* [MATERIAL FOR THE TASK]
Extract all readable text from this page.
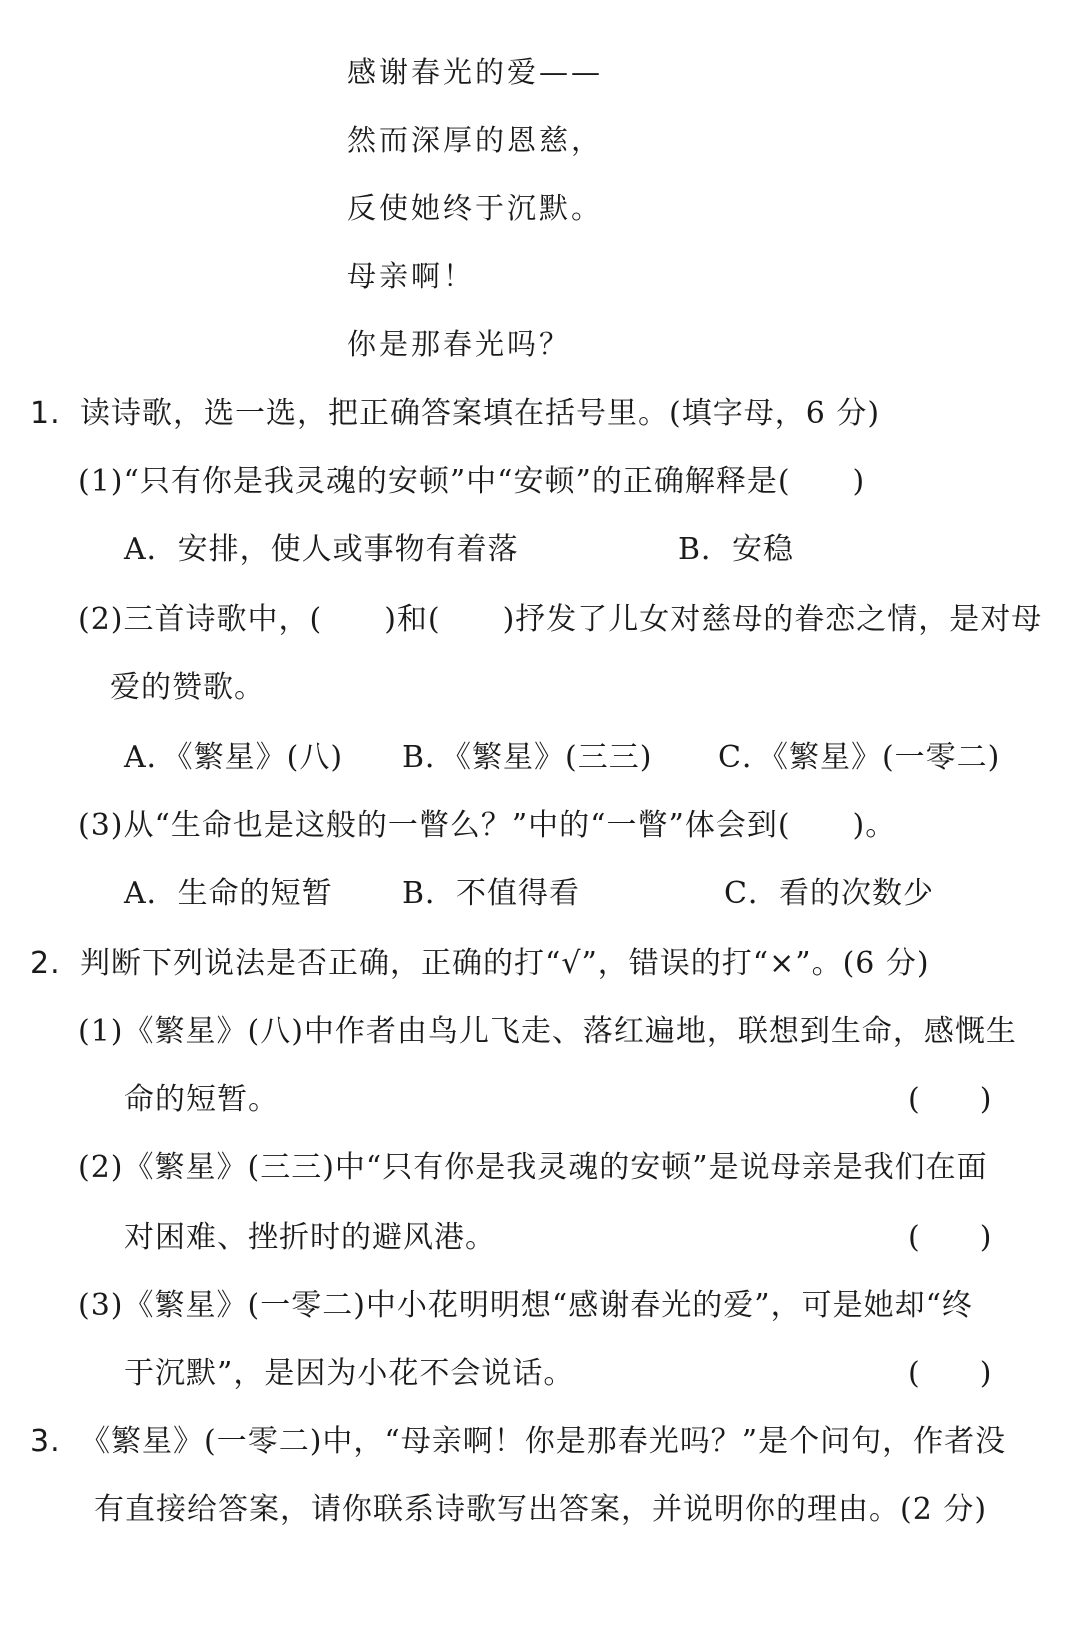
感谢春光的爱——
然而深厚的恩慈，
反使她终于沉默。
母亲啊！
你是那春光吗？
1. 读诗歌，选一选，把正确答案填在括号里。(填字母，6 分)
(1)“只有你是我灵魂的安顿”中“安顿”的正确解释是(　　)
A．安排，使人或事物有着落	B．安稳
(2)三首诗歌中，(　　)和(　　)抒发了儿女对慈母的眷恋之情，是对母
爱的赞歌。
A．《繁星》(八) B．《繁星》(三三) C．《繁星》(一零二)
(3)从“生命也是这般的一瞥么？”中的“一瞥”体会到(　　)。
A．生命的短暂 B．不值得看	C．看的次数少
2. 判断下列说法是否正确，正确的打“√”，错误的打“×”。(6 分)
(1)《繁星》(八)中作者由鸟儿飞走、落红遍地，联想到生命，感慨生
命的短暂。	(　　)
(2)《繁星》(三三)中“只有你是我灵魂的安顿”是说母亲是我们在面
对困难、挫折时的避风港。	(　　)
(3)《繁星》(一零二)中小花明明想“感谢春光的爱”，可是她却“终
于沉默”，是因为小花不会说话。	(　　)
3. 《繁星》(一零二)中，“母亲啊！你是那春光吗？”是个问句，作者没
有直接给答案，请你联系诗歌写出答案，并说明你的理由。(2 分)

* [GIVEN INSTRUCTION] Copy every line of the listing that includes the string "只有你是我灵魂的安顿".

* [OUTPUT]
(1)“只有你是我灵魂的安顿”中“安顿”的正确解释是(　　)
(2)《繁星》(三三)中“只有你是我灵魂的安顿”是说母亲是我们在面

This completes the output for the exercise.